[Records that describe figures]

=======

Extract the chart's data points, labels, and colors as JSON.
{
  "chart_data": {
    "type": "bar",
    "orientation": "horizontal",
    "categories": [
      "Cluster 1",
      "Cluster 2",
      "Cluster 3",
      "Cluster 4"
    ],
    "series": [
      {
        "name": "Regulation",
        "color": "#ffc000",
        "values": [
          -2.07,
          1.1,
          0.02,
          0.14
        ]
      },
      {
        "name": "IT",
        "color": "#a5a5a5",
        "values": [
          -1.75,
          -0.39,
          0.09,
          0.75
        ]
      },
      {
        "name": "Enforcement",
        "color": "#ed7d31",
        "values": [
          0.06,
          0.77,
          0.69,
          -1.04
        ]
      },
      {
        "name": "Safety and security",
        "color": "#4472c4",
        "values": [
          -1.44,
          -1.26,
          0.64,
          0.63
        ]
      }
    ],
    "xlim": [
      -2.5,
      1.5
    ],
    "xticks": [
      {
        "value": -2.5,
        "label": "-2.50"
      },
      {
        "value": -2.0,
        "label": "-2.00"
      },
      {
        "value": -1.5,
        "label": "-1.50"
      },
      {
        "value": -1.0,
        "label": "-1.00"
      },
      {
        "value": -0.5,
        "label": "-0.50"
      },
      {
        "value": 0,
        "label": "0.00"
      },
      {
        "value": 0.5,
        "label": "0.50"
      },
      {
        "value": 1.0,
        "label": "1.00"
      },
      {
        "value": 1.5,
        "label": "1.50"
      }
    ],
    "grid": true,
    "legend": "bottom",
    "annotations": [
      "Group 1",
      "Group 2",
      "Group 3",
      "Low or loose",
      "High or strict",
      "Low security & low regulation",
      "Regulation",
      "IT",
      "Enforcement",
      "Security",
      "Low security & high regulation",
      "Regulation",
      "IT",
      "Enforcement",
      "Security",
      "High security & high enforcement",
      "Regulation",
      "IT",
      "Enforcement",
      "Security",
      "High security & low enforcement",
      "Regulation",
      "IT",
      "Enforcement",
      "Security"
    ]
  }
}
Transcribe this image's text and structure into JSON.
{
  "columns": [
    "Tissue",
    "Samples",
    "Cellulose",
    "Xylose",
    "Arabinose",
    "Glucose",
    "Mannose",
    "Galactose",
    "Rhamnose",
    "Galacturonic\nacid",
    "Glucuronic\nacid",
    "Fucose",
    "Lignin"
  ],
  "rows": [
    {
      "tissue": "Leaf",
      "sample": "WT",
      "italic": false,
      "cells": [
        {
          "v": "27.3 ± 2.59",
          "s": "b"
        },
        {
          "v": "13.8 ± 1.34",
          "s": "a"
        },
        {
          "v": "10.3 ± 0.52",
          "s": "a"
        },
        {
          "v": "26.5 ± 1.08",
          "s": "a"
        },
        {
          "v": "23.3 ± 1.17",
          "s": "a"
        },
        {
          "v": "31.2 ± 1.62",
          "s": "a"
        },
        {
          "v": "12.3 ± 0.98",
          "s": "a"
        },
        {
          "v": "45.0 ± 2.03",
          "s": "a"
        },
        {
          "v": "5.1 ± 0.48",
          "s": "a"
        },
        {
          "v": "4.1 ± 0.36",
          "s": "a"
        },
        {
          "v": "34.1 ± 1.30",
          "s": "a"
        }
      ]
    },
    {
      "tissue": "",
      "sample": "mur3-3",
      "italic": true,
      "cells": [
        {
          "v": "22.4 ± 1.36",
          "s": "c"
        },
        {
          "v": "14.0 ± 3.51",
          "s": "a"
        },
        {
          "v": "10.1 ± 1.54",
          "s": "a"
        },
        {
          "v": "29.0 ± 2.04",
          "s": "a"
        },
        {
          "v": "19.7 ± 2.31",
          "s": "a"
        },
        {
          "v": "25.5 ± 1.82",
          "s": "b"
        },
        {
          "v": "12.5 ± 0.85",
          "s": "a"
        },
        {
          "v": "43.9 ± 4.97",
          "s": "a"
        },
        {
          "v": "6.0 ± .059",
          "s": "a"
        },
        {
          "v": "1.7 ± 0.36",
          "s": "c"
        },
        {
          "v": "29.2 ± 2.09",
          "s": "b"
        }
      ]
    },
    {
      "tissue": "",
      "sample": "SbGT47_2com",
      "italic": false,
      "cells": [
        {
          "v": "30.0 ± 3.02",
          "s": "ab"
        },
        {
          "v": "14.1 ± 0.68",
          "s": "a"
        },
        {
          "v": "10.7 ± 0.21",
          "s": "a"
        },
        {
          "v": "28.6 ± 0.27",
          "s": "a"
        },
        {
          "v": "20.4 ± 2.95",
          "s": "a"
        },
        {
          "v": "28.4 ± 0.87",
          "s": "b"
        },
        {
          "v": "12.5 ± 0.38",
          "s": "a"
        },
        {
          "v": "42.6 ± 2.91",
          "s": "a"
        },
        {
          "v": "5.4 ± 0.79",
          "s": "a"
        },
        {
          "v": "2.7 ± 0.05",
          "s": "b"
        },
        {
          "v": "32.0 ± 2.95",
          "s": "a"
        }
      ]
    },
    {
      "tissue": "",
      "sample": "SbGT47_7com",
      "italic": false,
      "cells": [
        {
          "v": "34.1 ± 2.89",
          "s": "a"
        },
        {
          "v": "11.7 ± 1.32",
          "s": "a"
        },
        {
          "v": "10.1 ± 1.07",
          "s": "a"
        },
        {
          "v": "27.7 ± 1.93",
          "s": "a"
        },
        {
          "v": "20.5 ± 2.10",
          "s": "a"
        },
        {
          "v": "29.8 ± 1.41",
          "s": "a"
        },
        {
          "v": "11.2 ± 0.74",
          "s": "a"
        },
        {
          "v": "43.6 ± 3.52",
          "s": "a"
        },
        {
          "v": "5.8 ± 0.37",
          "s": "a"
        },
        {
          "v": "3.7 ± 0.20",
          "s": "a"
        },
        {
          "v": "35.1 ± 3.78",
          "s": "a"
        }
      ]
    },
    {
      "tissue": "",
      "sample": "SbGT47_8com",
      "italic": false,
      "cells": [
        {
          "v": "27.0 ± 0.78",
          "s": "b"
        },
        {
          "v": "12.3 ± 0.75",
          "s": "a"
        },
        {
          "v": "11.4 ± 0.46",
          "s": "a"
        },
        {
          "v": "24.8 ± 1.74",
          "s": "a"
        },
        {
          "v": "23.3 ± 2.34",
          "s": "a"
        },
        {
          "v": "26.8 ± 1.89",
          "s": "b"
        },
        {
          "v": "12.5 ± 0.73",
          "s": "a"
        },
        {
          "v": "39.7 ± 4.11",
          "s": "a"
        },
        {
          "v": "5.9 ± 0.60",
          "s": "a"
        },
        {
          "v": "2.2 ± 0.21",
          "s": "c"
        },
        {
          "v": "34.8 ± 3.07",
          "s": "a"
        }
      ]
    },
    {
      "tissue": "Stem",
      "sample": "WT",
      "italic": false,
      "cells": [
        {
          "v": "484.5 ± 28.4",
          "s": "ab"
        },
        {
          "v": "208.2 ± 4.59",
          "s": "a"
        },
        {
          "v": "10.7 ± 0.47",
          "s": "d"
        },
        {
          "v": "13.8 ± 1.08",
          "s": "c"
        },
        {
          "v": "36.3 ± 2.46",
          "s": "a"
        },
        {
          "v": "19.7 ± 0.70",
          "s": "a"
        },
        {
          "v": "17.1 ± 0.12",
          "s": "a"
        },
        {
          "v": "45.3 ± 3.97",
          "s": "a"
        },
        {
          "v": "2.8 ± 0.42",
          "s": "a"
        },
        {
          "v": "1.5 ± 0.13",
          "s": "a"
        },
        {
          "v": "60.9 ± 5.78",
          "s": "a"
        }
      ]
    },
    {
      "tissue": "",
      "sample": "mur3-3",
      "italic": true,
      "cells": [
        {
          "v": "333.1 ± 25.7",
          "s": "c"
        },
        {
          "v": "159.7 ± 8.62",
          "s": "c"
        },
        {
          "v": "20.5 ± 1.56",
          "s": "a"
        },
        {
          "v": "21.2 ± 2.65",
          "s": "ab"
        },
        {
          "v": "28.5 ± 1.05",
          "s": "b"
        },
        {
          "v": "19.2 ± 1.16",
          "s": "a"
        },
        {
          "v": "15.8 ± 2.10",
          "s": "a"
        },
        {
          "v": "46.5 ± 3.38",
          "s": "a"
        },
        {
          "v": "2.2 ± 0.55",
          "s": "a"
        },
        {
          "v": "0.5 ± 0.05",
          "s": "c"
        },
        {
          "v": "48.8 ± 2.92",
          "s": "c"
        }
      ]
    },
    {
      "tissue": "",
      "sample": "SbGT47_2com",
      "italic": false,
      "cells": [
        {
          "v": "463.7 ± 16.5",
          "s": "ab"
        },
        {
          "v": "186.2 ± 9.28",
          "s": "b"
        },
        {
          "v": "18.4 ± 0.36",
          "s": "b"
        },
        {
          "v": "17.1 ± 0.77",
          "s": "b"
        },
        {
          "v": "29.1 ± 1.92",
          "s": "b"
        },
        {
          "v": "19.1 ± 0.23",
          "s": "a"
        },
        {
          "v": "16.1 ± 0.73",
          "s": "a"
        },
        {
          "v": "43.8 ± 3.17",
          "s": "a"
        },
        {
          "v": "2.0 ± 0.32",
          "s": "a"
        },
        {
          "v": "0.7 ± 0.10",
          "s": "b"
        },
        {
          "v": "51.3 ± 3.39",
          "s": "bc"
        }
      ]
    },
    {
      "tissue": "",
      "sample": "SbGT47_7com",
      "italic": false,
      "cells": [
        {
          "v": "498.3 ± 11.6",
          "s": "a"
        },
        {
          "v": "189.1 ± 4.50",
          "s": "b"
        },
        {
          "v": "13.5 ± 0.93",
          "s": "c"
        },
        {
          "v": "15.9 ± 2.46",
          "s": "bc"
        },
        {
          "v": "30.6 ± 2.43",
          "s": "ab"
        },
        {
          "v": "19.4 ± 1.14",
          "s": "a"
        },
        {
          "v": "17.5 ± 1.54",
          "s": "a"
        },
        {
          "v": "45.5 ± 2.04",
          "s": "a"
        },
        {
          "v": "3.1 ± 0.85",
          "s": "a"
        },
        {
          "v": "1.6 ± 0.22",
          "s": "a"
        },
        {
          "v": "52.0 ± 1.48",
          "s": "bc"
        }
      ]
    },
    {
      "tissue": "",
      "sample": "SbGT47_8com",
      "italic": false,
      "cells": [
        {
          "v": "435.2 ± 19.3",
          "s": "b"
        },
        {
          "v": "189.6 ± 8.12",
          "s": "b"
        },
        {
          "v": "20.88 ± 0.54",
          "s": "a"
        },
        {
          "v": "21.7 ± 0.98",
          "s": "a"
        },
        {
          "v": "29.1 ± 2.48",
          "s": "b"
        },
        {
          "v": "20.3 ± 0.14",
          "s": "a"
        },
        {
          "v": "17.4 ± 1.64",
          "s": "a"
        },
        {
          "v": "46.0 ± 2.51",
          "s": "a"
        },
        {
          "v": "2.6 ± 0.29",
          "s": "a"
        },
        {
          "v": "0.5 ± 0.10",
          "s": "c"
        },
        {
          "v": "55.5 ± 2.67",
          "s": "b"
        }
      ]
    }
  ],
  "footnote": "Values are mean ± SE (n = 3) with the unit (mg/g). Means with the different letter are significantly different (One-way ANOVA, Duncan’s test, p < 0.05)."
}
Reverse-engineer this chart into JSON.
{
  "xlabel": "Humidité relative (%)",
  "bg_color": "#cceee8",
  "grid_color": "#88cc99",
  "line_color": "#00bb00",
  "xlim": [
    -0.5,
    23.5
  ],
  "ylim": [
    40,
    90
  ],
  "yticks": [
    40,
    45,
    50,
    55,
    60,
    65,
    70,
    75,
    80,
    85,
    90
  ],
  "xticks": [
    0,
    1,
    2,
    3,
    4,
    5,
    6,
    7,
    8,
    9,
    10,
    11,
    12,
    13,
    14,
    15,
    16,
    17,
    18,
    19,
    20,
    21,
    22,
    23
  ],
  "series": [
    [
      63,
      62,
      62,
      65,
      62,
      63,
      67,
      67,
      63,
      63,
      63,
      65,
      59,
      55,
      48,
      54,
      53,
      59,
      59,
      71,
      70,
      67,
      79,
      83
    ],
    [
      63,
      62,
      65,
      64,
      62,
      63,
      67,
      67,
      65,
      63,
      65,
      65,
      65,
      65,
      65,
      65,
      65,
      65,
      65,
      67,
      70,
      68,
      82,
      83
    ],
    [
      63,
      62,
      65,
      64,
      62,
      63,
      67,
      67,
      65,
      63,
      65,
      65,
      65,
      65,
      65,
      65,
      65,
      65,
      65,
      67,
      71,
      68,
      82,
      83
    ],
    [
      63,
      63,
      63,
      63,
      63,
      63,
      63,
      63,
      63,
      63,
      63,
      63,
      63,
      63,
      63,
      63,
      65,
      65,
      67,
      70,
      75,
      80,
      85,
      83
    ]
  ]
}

=======

**Objective:** In the records, locate each line holding the string "Cluster" and copy it.

**Output:**
      "Cluster 1",
      "Cluster 2",
      "Cluster 3",
      "Cluster 4"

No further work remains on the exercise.